[begin Record list]

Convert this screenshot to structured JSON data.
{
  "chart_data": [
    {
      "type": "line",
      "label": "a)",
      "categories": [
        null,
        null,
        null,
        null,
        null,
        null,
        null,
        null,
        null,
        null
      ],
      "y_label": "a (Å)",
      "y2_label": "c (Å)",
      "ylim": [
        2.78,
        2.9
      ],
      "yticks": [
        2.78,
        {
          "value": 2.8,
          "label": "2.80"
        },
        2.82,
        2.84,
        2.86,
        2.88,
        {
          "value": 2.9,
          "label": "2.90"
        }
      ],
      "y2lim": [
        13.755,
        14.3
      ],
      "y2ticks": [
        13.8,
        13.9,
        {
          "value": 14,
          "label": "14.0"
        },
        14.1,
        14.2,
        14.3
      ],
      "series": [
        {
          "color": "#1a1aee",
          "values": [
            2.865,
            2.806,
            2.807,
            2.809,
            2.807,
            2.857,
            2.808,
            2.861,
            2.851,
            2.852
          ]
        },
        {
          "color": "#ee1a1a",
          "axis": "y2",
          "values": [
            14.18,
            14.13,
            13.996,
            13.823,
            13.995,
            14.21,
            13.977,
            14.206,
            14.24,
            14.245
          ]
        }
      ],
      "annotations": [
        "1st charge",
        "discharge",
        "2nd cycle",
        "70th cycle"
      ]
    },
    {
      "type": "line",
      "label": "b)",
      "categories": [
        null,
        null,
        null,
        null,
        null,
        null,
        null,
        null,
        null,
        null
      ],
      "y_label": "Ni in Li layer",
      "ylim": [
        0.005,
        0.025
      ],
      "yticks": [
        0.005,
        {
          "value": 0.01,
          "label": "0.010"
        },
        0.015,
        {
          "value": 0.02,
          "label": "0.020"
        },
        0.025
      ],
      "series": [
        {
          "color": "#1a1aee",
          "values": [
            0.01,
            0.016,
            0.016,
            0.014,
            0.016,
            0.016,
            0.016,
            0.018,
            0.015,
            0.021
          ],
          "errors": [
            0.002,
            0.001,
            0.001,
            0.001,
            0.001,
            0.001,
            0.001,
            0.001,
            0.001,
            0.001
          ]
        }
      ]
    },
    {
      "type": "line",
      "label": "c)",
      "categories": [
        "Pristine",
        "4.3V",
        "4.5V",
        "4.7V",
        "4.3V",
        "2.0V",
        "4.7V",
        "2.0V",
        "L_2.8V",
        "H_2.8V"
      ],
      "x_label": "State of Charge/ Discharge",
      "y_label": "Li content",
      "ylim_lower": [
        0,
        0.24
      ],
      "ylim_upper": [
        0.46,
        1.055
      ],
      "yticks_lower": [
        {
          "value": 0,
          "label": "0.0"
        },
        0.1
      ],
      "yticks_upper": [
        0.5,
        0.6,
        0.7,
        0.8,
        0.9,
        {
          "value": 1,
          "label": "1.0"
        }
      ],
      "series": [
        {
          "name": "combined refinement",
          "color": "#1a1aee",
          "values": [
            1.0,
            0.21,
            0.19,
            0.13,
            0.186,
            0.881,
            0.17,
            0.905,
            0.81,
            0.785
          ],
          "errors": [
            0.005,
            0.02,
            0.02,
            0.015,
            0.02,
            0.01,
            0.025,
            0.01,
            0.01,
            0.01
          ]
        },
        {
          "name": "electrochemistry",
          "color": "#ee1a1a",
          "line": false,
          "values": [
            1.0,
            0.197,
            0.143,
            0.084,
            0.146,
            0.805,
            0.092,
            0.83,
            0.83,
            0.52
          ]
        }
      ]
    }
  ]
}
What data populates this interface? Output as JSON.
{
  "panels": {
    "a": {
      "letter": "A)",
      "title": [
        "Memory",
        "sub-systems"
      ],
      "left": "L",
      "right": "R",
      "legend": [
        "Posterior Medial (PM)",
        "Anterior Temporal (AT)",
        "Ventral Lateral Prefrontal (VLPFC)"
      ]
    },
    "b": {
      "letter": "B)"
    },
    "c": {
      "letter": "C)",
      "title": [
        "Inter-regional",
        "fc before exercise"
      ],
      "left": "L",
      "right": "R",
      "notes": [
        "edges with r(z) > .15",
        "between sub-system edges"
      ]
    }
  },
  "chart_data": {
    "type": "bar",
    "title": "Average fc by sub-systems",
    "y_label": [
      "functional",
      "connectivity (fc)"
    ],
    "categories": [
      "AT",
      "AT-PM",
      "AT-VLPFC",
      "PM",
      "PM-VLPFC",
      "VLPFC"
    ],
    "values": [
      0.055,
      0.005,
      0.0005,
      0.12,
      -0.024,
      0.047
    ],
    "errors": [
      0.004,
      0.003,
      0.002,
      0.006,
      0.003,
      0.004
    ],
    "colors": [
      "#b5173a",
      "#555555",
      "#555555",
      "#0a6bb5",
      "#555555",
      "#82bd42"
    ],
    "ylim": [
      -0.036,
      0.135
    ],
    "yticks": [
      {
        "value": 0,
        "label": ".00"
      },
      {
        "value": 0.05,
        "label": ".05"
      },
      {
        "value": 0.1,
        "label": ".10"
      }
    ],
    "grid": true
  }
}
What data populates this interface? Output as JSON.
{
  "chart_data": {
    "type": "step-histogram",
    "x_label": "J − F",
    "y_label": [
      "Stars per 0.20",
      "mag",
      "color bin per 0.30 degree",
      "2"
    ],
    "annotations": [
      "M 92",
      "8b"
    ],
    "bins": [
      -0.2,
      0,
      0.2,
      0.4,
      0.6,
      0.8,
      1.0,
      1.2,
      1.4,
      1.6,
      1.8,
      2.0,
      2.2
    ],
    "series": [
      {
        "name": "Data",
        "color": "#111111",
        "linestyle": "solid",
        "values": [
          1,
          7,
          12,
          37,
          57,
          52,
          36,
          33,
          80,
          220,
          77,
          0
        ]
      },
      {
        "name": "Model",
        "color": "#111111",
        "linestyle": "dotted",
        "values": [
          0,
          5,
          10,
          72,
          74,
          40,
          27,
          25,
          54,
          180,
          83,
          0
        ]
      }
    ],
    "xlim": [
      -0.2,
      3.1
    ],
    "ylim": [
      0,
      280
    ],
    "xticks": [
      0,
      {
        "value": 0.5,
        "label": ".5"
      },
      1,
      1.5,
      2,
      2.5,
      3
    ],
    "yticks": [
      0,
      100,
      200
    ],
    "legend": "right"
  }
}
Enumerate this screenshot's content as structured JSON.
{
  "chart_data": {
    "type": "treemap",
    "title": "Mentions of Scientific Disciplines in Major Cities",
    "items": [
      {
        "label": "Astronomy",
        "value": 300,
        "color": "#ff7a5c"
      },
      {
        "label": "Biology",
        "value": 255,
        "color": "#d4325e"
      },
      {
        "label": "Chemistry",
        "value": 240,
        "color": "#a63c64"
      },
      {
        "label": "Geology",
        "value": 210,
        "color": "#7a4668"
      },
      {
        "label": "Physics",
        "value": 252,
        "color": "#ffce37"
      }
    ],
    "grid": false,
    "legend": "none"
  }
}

[end Record list]

**Your instructions:**
Go over the data above and copy every line that has the word "content" in it.

**Full answer:**
      "y_label": "Li content",
Enumerate this screenshot's content as structured JSON.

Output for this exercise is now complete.